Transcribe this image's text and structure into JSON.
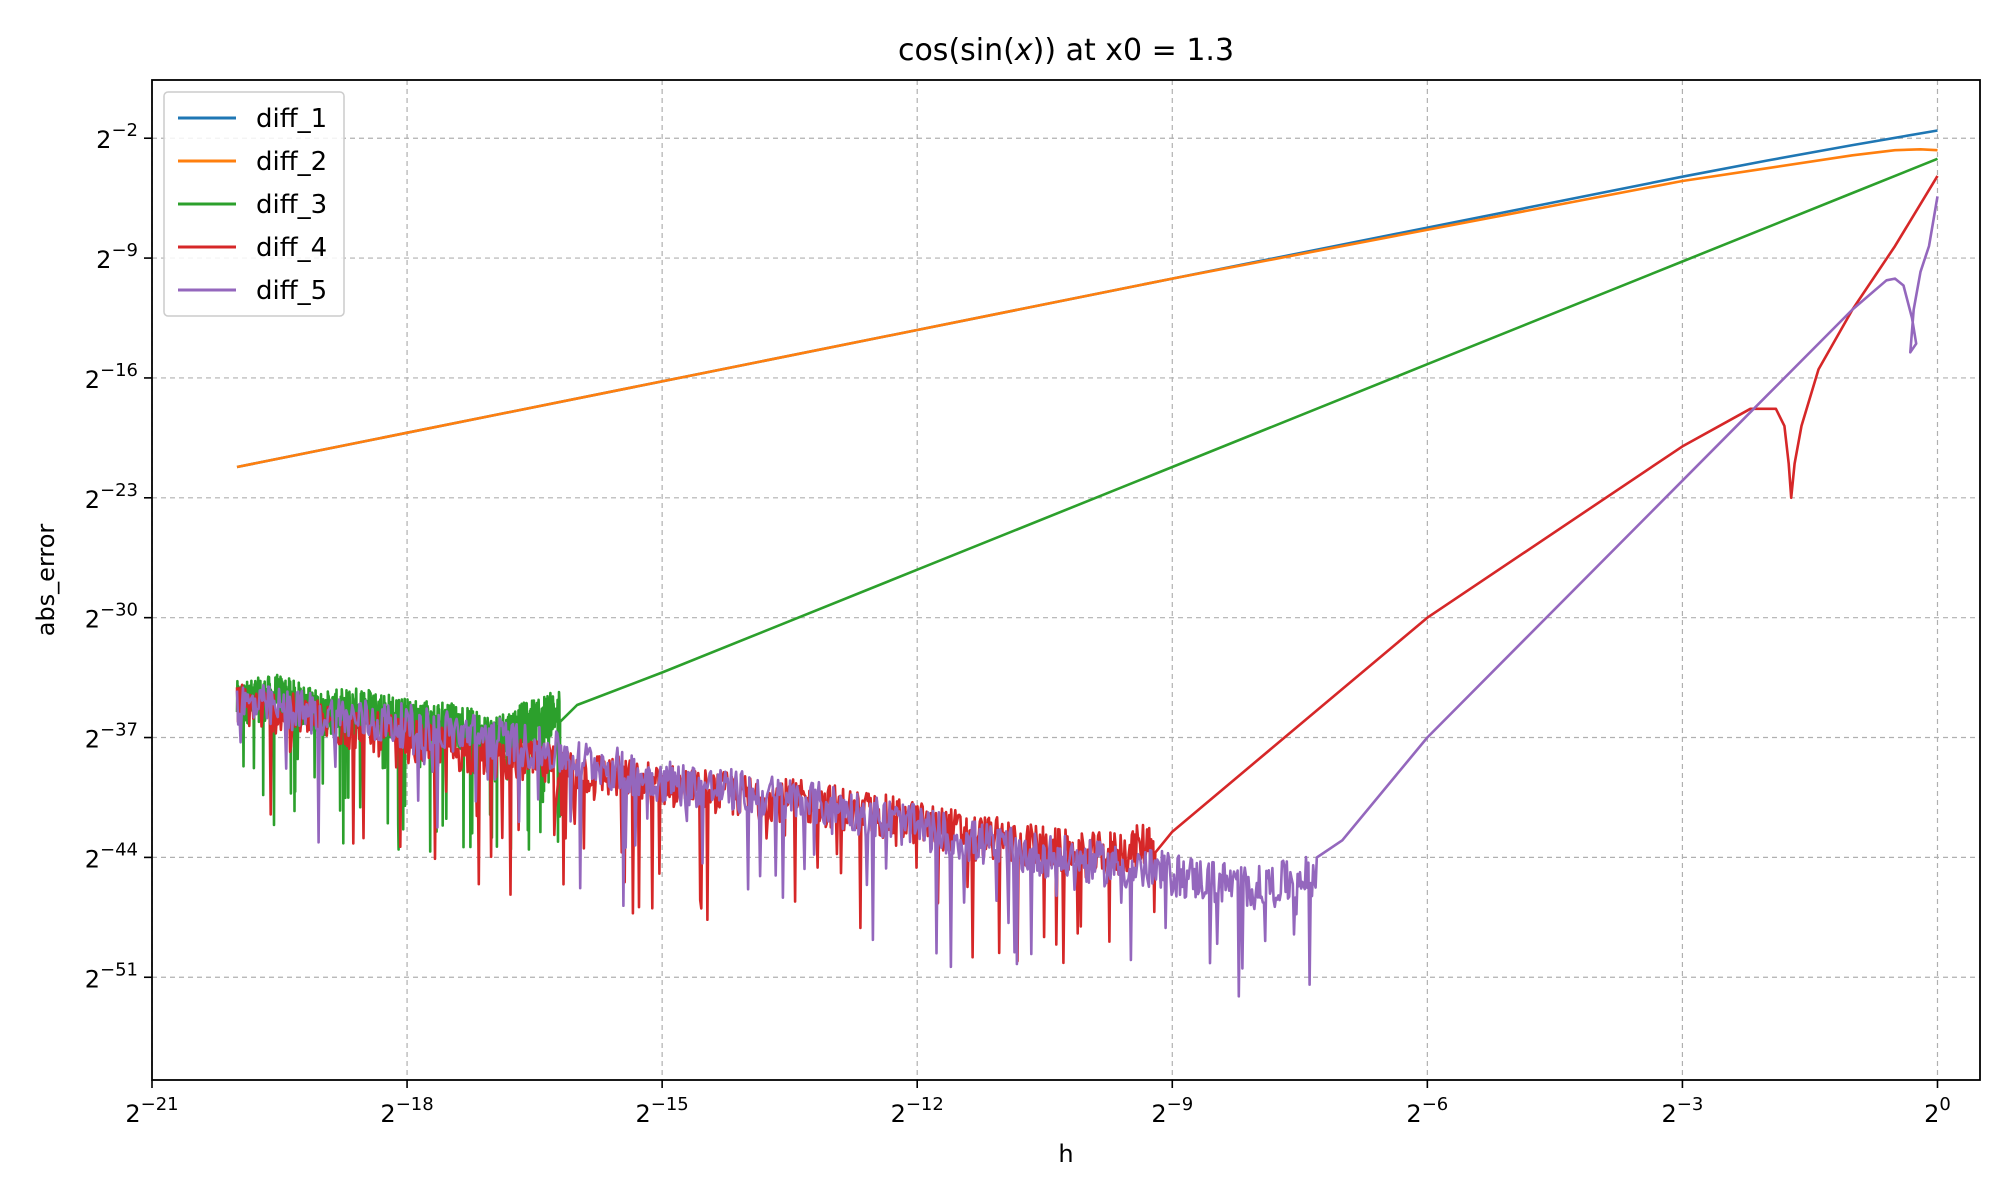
{
  "chart_data": {
    "type": "line",
    "title": "cos(sin(x)) at x0 = 1.3",
    "title_parts": {
      "cos": "cos",
      "lp1": "(",
      "sin": "sin",
      "lp2": "(",
      "x": "x",
      "rp": "))",
      "tail": " at x0 = 1.3"
    },
    "xlabel": "h",
    "ylabel": "abs_error",
    "x_scale": "log2",
    "y_scale": "log2",
    "xlim_exp": [
      -21,
      0.5
    ],
    "ylim_exp": [
      -57,
      1.4
    ],
    "x_ticks": [
      {
        "base": "2",
        "exp": "−21",
        "value_exp": -21
      },
      {
        "base": "2",
        "exp": "−18",
        "value_exp": -18
      },
      {
        "base": "2",
        "exp": "−15",
        "value_exp": -15
      },
      {
        "base": "2",
        "exp": "−12",
        "value_exp": -12
      },
      {
        "base": "2",
        "exp": "−9",
        "value_exp": -9
      },
      {
        "base": "2",
        "exp": "−6",
        "value_exp": -6
      },
      {
        "base": "2",
        "exp": "−3",
        "value_exp": -3
      },
      {
        "base": "2",
        "exp": "0",
        "value_exp": 0
      }
    ],
    "y_ticks": [
      {
        "base": "2",
        "exp": "−2",
        "value_exp": -2
      },
      {
        "base": "2",
        "exp": "−9",
        "value_exp": -9
      },
      {
        "base": "2",
        "exp": "−16",
        "value_exp": -16
      },
      {
        "base": "2",
        "exp": "−23",
        "value_exp": -23
      },
      {
        "base": "2",
        "exp": "−30",
        "value_exp": -30
      },
      {
        "base": "2",
        "exp": "−37",
        "value_exp": -37
      },
      {
        "base": "2",
        "exp": "−44",
        "value_exp": -44
      },
      {
        "base": "2",
        "exp": "−51",
        "value_exp": -51
      }
    ],
    "grid": true,
    "legend_position": "upper-left",
    "series": [
      {
        "name": "diff_1",
        "color": "#1f77b4",
        "points": [
          [
            -20,
            -21.2
          ],
          [
            -9,
            -10.2
          ],
          [
            -3,
            -4.25
          ],
          [
            -2,
            -3.3
          ],
          [
            -1,
            -2.4
          ],
          [
            0,
            -1.55
          ]
        ]
      },
      {
        "name": "diff_2",
        "color": "#ff7f0e",
        "points": [
          [
            -20,
            -21.2
          ],
          [
            -9,
            -10.2
          ],
          [
            -3,
            -4.5
          ],
          [
            -2,
            -3.75
          ],
          [
            -1,
            -3.0
          ],
          [
            -0.5,
            -2.7
          ],
          [
            -0.2,
            -2.65
          ],
          [
            0,
            -2.7
          ]
        ]
      },
      {
        "name": "diff_3",
        "color": "#2ca02c",
        "points": [
          [
            -20,
            -35.0
          ],
          [
            -19.5,
            -34.6
          ],
          [
            -19,
            -35.6
          ],
          [
            -18.5,
            -35.3
          ],
          [
            -18,
            -36.0
          ],
          [
            -17.5,
            -36.2
          ],
          [
            -17,
            -37.0
          ],
          [
            -16.5,
            -36.0
          ],
          [
            -16,
            -35.1
          ],
          [
            -15,
            -33.2
          ],
          [
            -12,
            -27.2
          ],
          [
            -9,
            -21.2
          ],
          [
            -6,
            -15.2
          ],
          [
            -3,
            -9.2
          ],
          [
            -1,
            -5.2
          ],
          [
            0,
            -3.2
          ]
        ]
      },
      {
        "name": "diff_4",
        "color": "#d62728",
        "points": [
          [
            -20,
            -35.0
          ],
          [
            -18,
            -37.2
          ],
          [
            -15,
            -39.8
          ],
          [
            -13,
            -41.0
          ],
          [
            -11,
            -43.0
          ],
          [
            -10,
            -43.9
          ],
          [
            -9.5,
            -43.6
          ],
          [
            -9,
            -42.5
          ],
          [
            -6,
            -30.0
          ],
          [
            -3,
            -20.0
          ],
          [
            -2.2,
            -17.8
          ],
          [
            -1.9,
            -17.8
          ],
          [
            -1.8,
            -18.8
          ],
          [
            -1.75,
            -21.0
          ],
          [
            -1.72,
            -23.0
          ],
          [
            -1.68,
            -21.0
          ],
          [
            -1.6,
            -18.8
          ],
          [
            -1.4,
            -15.5
          ],
          [
            -1.0,
            -12.0
          ],
          [
            -0.5,
            -8.3
          ],
          [
            0,
            -4.2
          ]
        ]
      },
      {
        "name": "diff_5",
        "color": "#9467bd",
        "points": [
          [
            -20,
            -35.0
          ],
          [
            -17,
            -37.0
          ],
          [
            -15,
            -39.5
          ],
          [
            -13,
            -41.0
          ],
          [
            -11,
            -43.5
          ],
          [
            -9,
            -45.0
          ],
          [
            -8,
            -45.8
          ],
          [
            -7.4,
            -45.2
          ],
          [
            -7,
            -43.0
          ],
          [
            -6,
            -37.0
          ],
          [
            -3,
            -22.0
          ],
          [
            -2,
            -17.0
          ],
          [
            -1,
            -12.0
          ],
          [
            -0.6,
            -10.3
          ],
          [
            -0.5,
            -10.2
          ],
          [
            -0.4,
            -10.6
          ],
          [
            -0.3,
            -12.5
          ],
          [
            -0.25,
            -14.0
          ],
          [
            -0.32,
            -14.5
          ],
          [
            -0.28,
            -12.0
          ],
          [
            -0.2,
            -9.8
          ],
          [
            -0.1,
            -8.3
          ],
          [
            0,
            -5.4
          ]
        ]
      }
    ]
  }
}
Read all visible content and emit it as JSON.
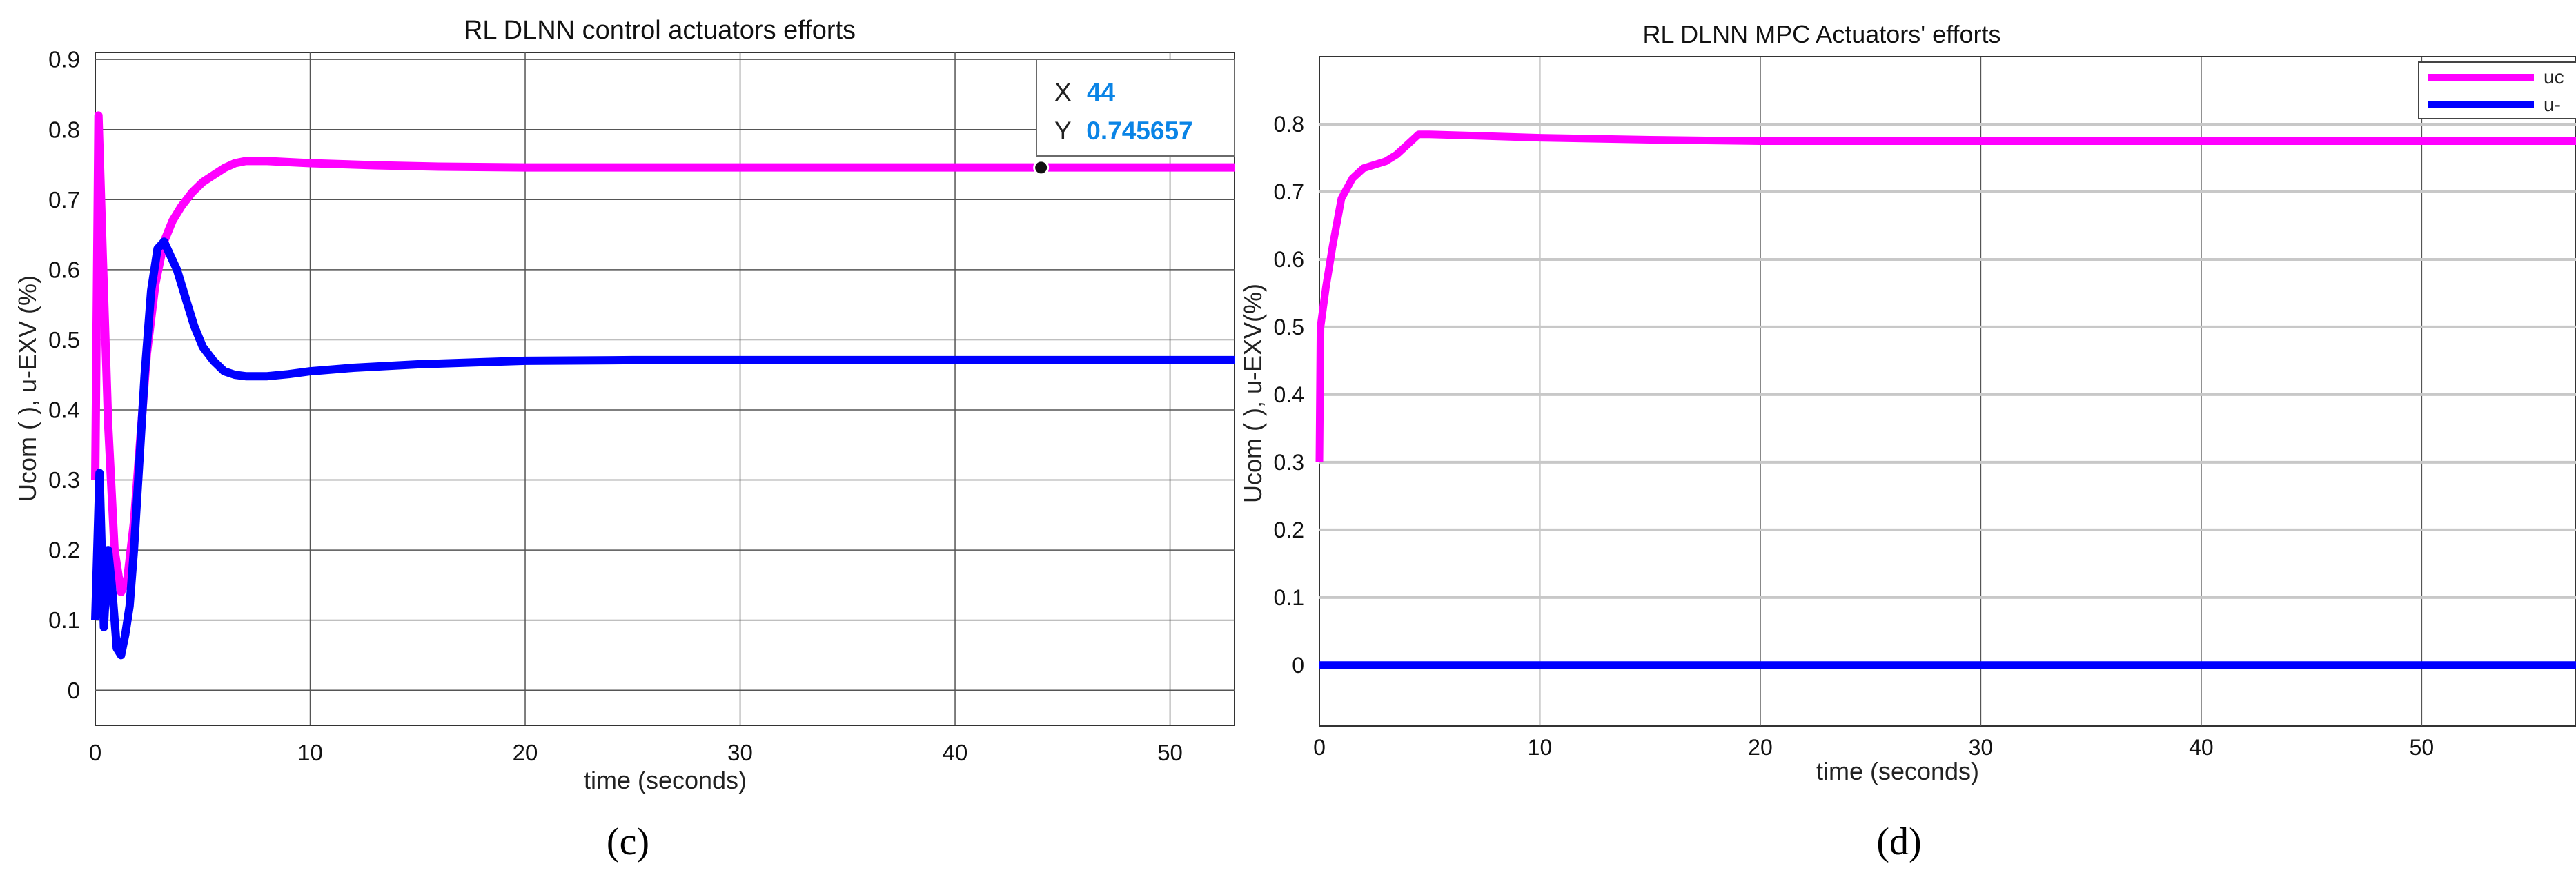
{
  "panel_labels": [
    "(c)",
    "(d)"
  ],
  "chart_data": [
    {
      "type": "line",
      "title": "RL DLNN control actuators efforts",
      "xlabel": "time (seconds)",
      "ylabel": "Ucom ( ), u-EXV (%)",
      "xlim": [
        0,
        53
      ],
      "ylim": [
        -0.05,
        0.91
      ],
      "xticks": [
        0,
        10,
        20,
        30,
        40,
        50
      ],
      "yticks": [
        0,
        0.1,
        0.2,
        0.3,
        0.4,
        0.5,
        0.6,
        0.7,
        0.8,
        0.9
      ],
      "grid": true,
      "legend": "none",
      "colors": [
        "#ff00ff",
        "#0000ff"
      ],
      "datatip": {
        "x_label": "X",
        "x_value": "44",
        "y_label": "Y",
        "y_value": "0.745657",
        "x": 44,
        "y": 0.745657
      },
      "series": [
        {
          "x": [
            0,
            0.15,
            0.35,
            0.6,
            0.9,
            1.2,
            1.5,
            1.8,
            2.1,
            2.4,
            2.8,
            3.2,
            3.6,
            4.0,
            4.5,
            5.0,
            5.5,
            6.0,
            6.5,
            7.0,
            8.0,
            10,
            13,
            16,
            20,
            25,
            30,
            35,
            40,
            44,
            48,
            53
          ],
          "y": [
            0.3,
            0.82,
            0.62,
            0.38,
            0.2,
            0.14,
            0.16,
            0.24,
            0.36,
            0.48,
            0.58,
            0.64,
            0.67,
            0.69,
            0.71,
            0.725,
            0.735,
            0.745,
            0.752,
            0.755,
            0.755,
            0.752,
            0.749,
            0.747,
            0.746,
            0.746,
            0.746,
            0.746,
            0.746,
            0.746,
            0.746,
            0.746
          ]
        },
        {
          "x": [
            0,
            0.2,
            0.4,
            0.6,
            0.8,
            1.0,
            1.2,
            1.4,
            1.6,
            1.8,
            2.0,
            2.3,
            2.6,
            2.9,
            3.2,
            3.5,
            3.8,
            4.2,
            4.6,
            5.0,
            5.5,
            6.0,
            6.5,
            7.0,
            8.0,
            9.0,
            10,
            12,
            15,
            18,
            20,
            25,
            30,
            40,
            53
          ],
          "y": [
            0.1,
            0.31,
            0.09,
            0.2,
            0.14,
            0.06,
            0.05,
            0.08,
            0.12,
            0.2,
            0.3,
            0.45,
            0.57,
            0.63,
            0.64,
            0.62,
            0.6,
            0.56,
            0.52,
            0.49,
            0.47,
            0.455,
            0.45,
            0.448,
            0.448,
            0.451,
            0.455,
            0.46,
            0.465,
            0.468,
            0.47,
            0.471,
            0.471,
            0.471,
            0.471
          ]
        }
      ]
    },
    {
      "type": "line",
      "title": "RL DLNN MPC Actuators' efforts",
      "xlabel": "time (seconds)",
      "ylabel": "Ucom ( ), u-EXV(%)",
      "xlim": [
        0,
        57
      ],
      "ylim": [
        -0.09,
        0.9
      ],
      "xticks": [
        0,
        10,
        20,
        30,
        40,
        50
      ],
      "yticks": [
        0,
        0.1,
        0.2,
        0.3,
        0.4,
        0.5,
        0.6,
        0.7,
        0.8
      ],
      "grid": true,
      "legend": "top-right",
      "legend_entries": [
        "uc",
        "u-"
      ],
      "colors": [
        "#ff00ff",
        "#0000ff"
      ],
      "series": [
        {
          "name": "uc",
          "x": [
            0,
            0.05,
            0.3,
            0.6,
            1.0,
            1.5,
            2.0,
            3.0,
            3.5,
            4.0,
            4.5,
            5.0,
            7.0,
            10,
            15,
            20,
            30,
            40,
            50,
            57
          ],
          "y": [
            0.3,
            0.5,
            0.56,
            0.62,
            0.69,
            0.72,
            0.735,
            0.745,
            0.755,
            0.77,
            0.785,
            0.785,
            0.783,
            0.78,
            0.777,
            0.775,
            0.775,
            0.775,
            0.775,
            0.775
          ]
        },
        {
          "name": "u-",
          "x": [
            0,
            57
          ],
          "y": [
            0,
            0
          ]
        }
      ]
    }
  ]
}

## Work to complete
From the entries above, extract every line where the word "efforts" appears.

## Task solution
      "title": "RL DLNN control actuators efforts",
      "title": "RL DLNN MPC Actuators' efforts",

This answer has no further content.